Search the listing for "DRYWALL" and copy every line where it appears.

[Recorded data]
=-=-=

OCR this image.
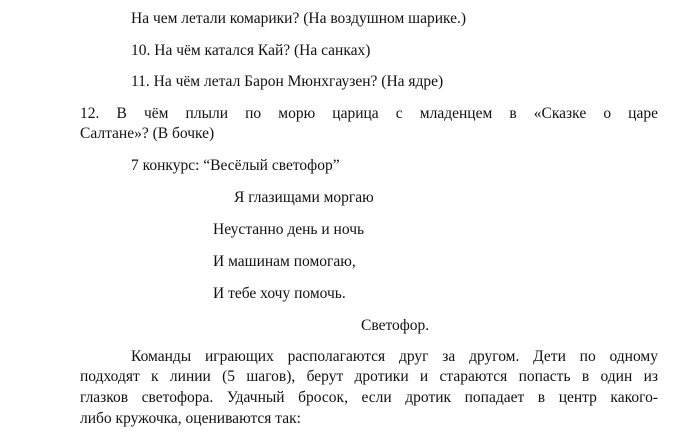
На чем летали комарики? (На воздушном шарике.)
10. На чём катался Кай? (На санках)
11. На чём летал Барон Мюнхгаузен? (На ядре)
12. В чём плыли по морю царица с младенцем в «Сказке о царе
Салтане»? (В бочке)
7 конкурс: “Весёлый светофор”
Я глазищами моргаю
Неустанно день и ночь
И машинам помогаю,
И тебе хочу помочь.
Светофор.
Команды играющих располагаются друг за другом. Дети по одному
подходят к линии (5 шагов), берут дротики и стараются попасть в один из
глазков светофора. Удачный бросок, если дротик попадает в центр какого-
либо кружочка, оцениваются так:
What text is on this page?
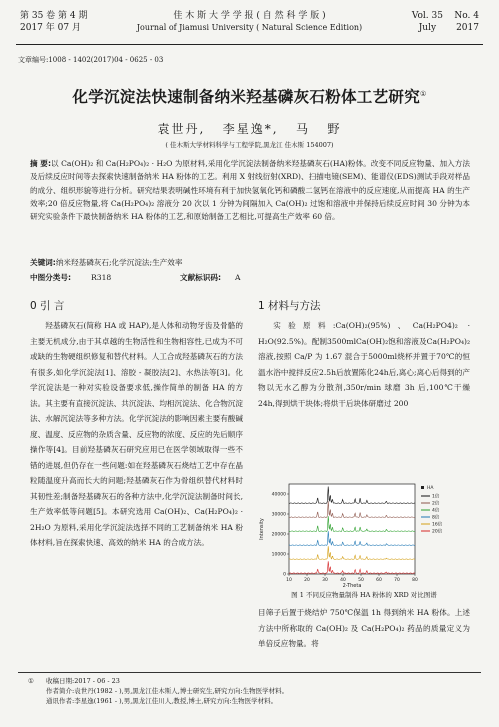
第 35 卷 第 4 期
2017 年 07 月
佳 木 斯 大 学 学 报 ( 自 然 科 学 版 )
Journal of Jiamusi University ( Natural Science Edition)
Vol. 35    No. 4
July       2017
文章编号:1008 - 1402(2017)04 - 0625 - 03
化学沉淀法快速制备纳米羟基磷灰石粉体工艺研究①
袁世丹,   李星逸*,   马   野
( 佳木斯大学材料科学与工程学院,黑龙江 佳木斯 154007)
摘 要:以 Ca(OH)₂ 和 Ca(H₂PO₄)₂ · H₂O 为原材料,采用化学沉淀法制备纳米羟基磷灰石(HA)粉体。改变不同反应物量、加入方法及后续反应时间等去探索快速制备纳米 HA 粉体的工艺。利用 X 射线衍射(XRD)、扫描电镜(SEM)、能谱仪(EDS)测试手段对样品的成分、组织形貌等进行分析。研究结果表明碱性环境有利于加快氢氧化钙和磷酸二氢钙在溶液中的反应速度,从而提高 HA 的生产效率;20 倍反应物量,将 Ca(H₂PO₄)₂ 溶液分 20 次以 1 分钟为间隔加入 Ca(OH)₂ 过饱和溶液中并保持后续反应时间 30 分钟为本研究实验条件下最快制备纳米 HA 粉体的工艺,和原始制备工艺相比,可提高生产效率 60 倍。
关键词:纳米羟基磷灰石;化学沉淀法;生产效率
中图分类号:	R318	文献标识码: A
0 引 言	1 材料与方法

羟基磷灰石(简称 HA 或 HAP),是人体和动物牙齿及骨骼的主要无机成分,由于其卓越的生物活性和生物相容性,已成为不可或缺的生物硬组织修复和替代材料。人工合成羟基磷灰石的方法有很多,如化学沉淀法[1]、溶胶 - 凝胶法[2]、水热法等[3]。化学沉淀法是一种对实验设备要求低,操作简单的制备 HA 的方法。其主要有直接沉淀法、共沉淀法、均相沉淀法、化合物沉淀法、水解沉淀法等多种方法。化学沉淀法的影响因素主要有酸碱度、温度、反应物的杂质含量、反应物的浓度、反应的先后顺序操作等[4]。目前羟基磷灰石研究应用已在医学领域取得一些不错的进展,但仍存在一些问题:如在羟基磷灰石烧结工艺中存在晶粒随温度升高而长大的问题;羟基磷灰石作为骨组织替代材料时其韧性差;制备羟基磷灰石的各种方法中,化学沉淀法制备时间长,生产效率低等问题[5]。本研究选用 Ca(OH)₂、Ca(H₂PO₄)₂ · 2H₂O 为原料,采用化学沉淀法选择不同的工艺制备纳米 HA 粉体材料,旨在探索快速、高效的纳米 HA 的合成方法。

实验原料:Ca(OH)₂(95%)、Ca(H₂PO4)₂ · H₂O(92.5%)。配制3500mlCa(OH)₂饱和溶液及Ca(H₂PO₄)₂ 溶液,按照 Ca/P 为 1.67 混合于5000ml烧杯并置于70℃的恒温水浴中搅拌反应2.5h后放置陈化24h后,离心;离心后得到的产物以无水乙醇为分散剂,350r/min 球磨 3h 后,100℃干燥 24h,得到烘干块体;将烘干后块体研磨过 200

10	20	30	40	50	60	70	80
0
10000
20000
30000
40000
2-Theta
Intensity
HA
1倍
2倍
4倍
8倍
16倍
20倍
图 1 不同反应物量制得 HA 粉体的 XRD 对比图谱

目筛子后置于烧结炉 750℃保温 1h 得到纳米 HA 粉体。上述方法中所称取的 Ca(OH)₂ 及 Ca(H₂PO₄)₂ 药品的质量定义为单倍反应物量。将

① 收稿日期:2017 - 06 - 23
作者简介:袁世丹(1982 - ),男,黑龙江佳木斯人,博士研究生,研究方向:生物医学材料。
通讯作者:李星逸(1961 - ),男,黑龙江佳川人,教授,博士,研究方向:生物医学材料。
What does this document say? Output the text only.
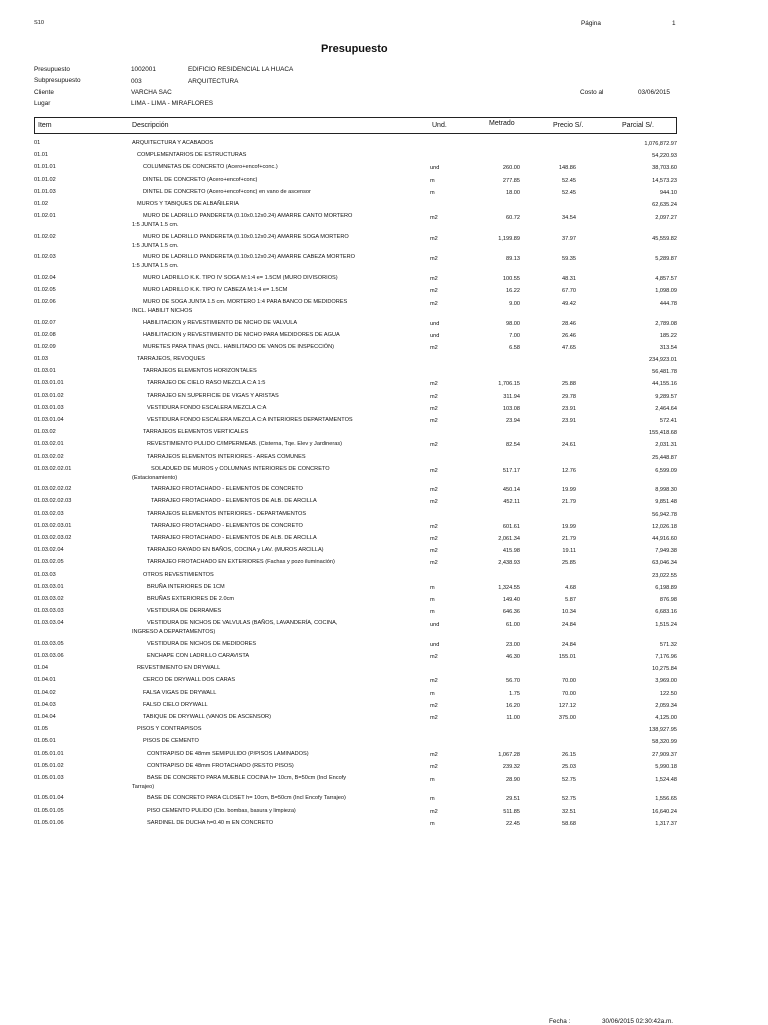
S10	Página	1
Presupuesto
Presupuesto	1002001	EDIFICIO RESIDENCIAL LA HUACA
Subpresupuesto	003	ARQUITECTURA
Cliente	VARCHA SAC	Costo al	03/06/2015
Lugar	LIMA - LIMA - MIRAFLORES
Item	Descripción	Und.	Metrado	Precio S/.	Parcial S/.
01	ARQUITECTURA Y ACABADOS	1,076,872.97
01.01	COMPLEMENTARIOS DE ESTRUCTURAS	54,220.93
01.01.01	COLUMNETAS DE CONCRETO (Acero+encof+conc.)	und	260.00	148.86	38,703.60
01.01.02	DINTEL DE CONCRETO (Acero+encof+conc)	m	277.85	52.45	14,573.23
01.01.03	DINTEL DE CONCRETO (Acero+encof+conc) en vano de ascensor	m	18.00	52.45	944.10
01.02	MUROS Y TABIQUES DE ALBAÑILERIA	62,635.24
01.02.01	MURO DE LADRILLO PANDERETA (0.10x0.12x0.24) AMARRE CANTO MORTERO
1:5 JUNTA 1.5 cm.
m2	60.72	34.54	2,097.27
01.02.02	MURO DE LADRILLO PANDERETA (0.10x0.12x0.24) AMARRE SOGA MORTERO
1:5 JUNTA 1.5 cm.
m2	1,199.89	37.97	45,559.82
01.02.03	MURO DE LADRILLO PANDERETA (0.10x0.12x0.24) AMARRE CABEZA MORTERO
1:5 JUNTA 1.5 cm.
m2	89.13	59.35	5,289.87
01.02.04	MURO LADRILLO K.K. TIPO IV SOGA M:1:4 e= 1.5CM (MURO DIVISORIOS)	m2	100.55	48.31	4,857.57
01.02.05	MURO LADRILLO K.K. TIPO IV CABEZA M:1:4 e= 1.5CM	m2	16.22	67.70	1,098.09
01.02.06	MURO DE SOGA JUNTA 1.5 cm. MORTERO 1:4 PARA BANCO DE MEDIDORES
INCL. HABILIT NICHOS
m2	9.00	49.42	444.78
01.02.07	HABILITACION y REVESTIMIENTO DE NICHO DE VALVULA	und	98.00	28.46	2,789.08
01.02.08	HABILITACION y REVESTIMIENTO DE NICHO PARA MEDIDORES DE AGUA	und	7.00	26.46	185.22
01.02.09	MURETES PARA TINAS (INCL. HABILITADO DE VANOS DE INSPECCIÓN)	m2	6.58	47.65	313.54
01.03	TARRAJEOS, REVOQUES	234,923.01
01.03.01	TARRAJEOS ELEMENTOS HORIZONTALES	56,481.78
01.03.01.01	TARRAJEO DE CIELO RASO MEZCLA C:A 1:5	m2	1,706.15	25.88	44,155.16
01.03.01.02	TARRAJEO EN SUPERFICIE DE VIGAS Y ARISTAS	m2	311.94	29.78	9,289.57
01.03.01.03	VESTIDURA FONDO ESCALERA MEZCLA C:A	m2	103.08	23.91	2,464.64
01.03.01.04	VESTIDURA FONDO ESCALERA MEZCLA C:A INTERIORES DEPARTAMENTOS	m2	23.94	23.91	572.41
01.03.02	TARRAJEOS ELEMENTOS VERTICALES	155,418.68
01.03.02.01	REVESTIMIENTO PULIDO C/IMPERMEAB. (Cisterna, Tqe. Elev y Jardineras)	m2	82.54	24.61	2,031.31
01.03.02.02	TARRAJEOS ELEMENTOS INTERIORES - AREAS COMUNES	25,448.87
01.03.02.02.01	SOLADUED DE MUROS y COLUMNAS INTERIORES DE CONCRETO
(Estacionamiento)
m2	517.17	12.76	6,599.09
01.03.02.02.02	TARRAJEO FROTACHADO - ELEMENTOS DE CONCRETO	m2	450.14	19.99	8,998.30
01.03.02.02.03	TARRAJEO FROTACHADO - ELEMENTOS DE ALB. DE ARCILLA	m2	452.11	21.79	9,851.48
01.03.02.03	TARRAJEOS ELEMENTOS INTERIORES - DEPARTAMENTOS	56,942.78
01.03.02.03.01	TARRAJEO FROTACHADO - ELEMENTOS DE CONCRETO	m2	601.61	19.99	12,026.18
01.03.02.03.02	TARRAJEO FROTACHADO - ELEMENTOS DE ALB. DE ARCILLA	m2	2,061.34	21.79	44,916.60
01.03.02.04	TARRAJEO RAYADO EN BAÑOS, COCINA y LAV. (MUROS ARCILLA)	m2	415.98	19.11	7,949.38
01.03.02.05	TARRAJEO FROTACHADO EN EXTERIORES (Fachas y pozo iluminación)	m2	2,438.93	25.85	63,046.34
01.03.03	OTROS REVESTIMIENTOS	23,022.55
01.03.03.01	BRUÑA INTERIORES DE 1CM	m	1,324.55	4.68	6,198.89
01.03.03.02	BRUÑAS EXTERIORES DE 2.0cm	m	149.40	5.87	876.98
01.03.03.03	VESTIDURA DE DERRAMES	m	646.36	10.34	6,683.16
01.03.03.04	VESTIDURA DE NICHOS DE VALVULAS (BAÑOS, LAVANDERÍA, COCINA,
INGRESO A DEPARTAMENTOS)
und	61.00	24.84	1,515.24
01.03.03.05	VESTIDURA DE NICHOS DE MEDIDORES	und	23.00	24.84	571.32
01.03.03.06	ENCHAPE CON LADRILLO CARAVISTA	m2	46.30	155.01	7,176.96
01.04	REVESTIMIENTO EN DRYWALL	10,275.84
01.04.01	CERCO DE DRYWALL DOS CARAS	m2	56.70	70.00	3,969.00
01.04.02	FALSA VIGAS DE DRYWALL	m	1.75	70.00	122.50
01.04.03	FALSO CIELO DRYWALL	m2	16.20	127.12	2,059.34
01.04.04	TABIQUE DE DRYWALL (VANOS DE ASCENSOR)	m2	11.00	375.00	4,125.00
01.05	PISOS Y CONTRAPISOS	138,927.95
01.05.01	PISOS DE CEMENTO	58,320.99
01.05.01.01	CONTRAPISO DE 48mm SEMIPULIDO (P/PISOS LAMINADOS)	m2	1,067.28	26.15	27,909.37
01.05.01.02	CONTRAPISO DE 48mm FROTACHADO (RESTO PISOS)	m2	239.32	25.03	5,990.18
01.05.01.03	BASE DE CONCRETO PARA MUEBLE COCINA h= 10cm, B=50cm (Incl Encofy
Tarrajeo)
m	28.90	52.75	1,524.48
01.05.01.04	BASE DE CONCRETO PARA CLOSET h= 10cm, B=50cm (Incl Encofy Tarrajeo)	m	29.51	52.75	1,556.65
01.05.01.05	PISO CEMENTO PULIDO (Cto. bombas, basura y limpieza)	m2	511.85	32.51	16,640.24
01.05.01.06	SARDINEL DE DUCHA h=0.40 m EN CONCRETO	m	22.45	58.68	1,317.37
Fecha :	30/06/2015 02:30:42a.m.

=-=-=

▶ **IN RESPONSE**:
01.04	REVESTIMIENTO EN DRYWALL	10,275.84
01.04.01	CERCO DE DRYWALL DOS CARAS	m2	56.70	70.00	3,969.00
01.04.02	FALSA VIGAS DE DRYWALL	m	1.75	70.00	122.50
01.04.03	FALSO CIELO DRYWALL	m2	16.20	127.12	2,059.34
01.04.04	TABIQUE DE DRYWALL (VANOS DE ASCENSOR)	m2	11.00	375.00	4,125.00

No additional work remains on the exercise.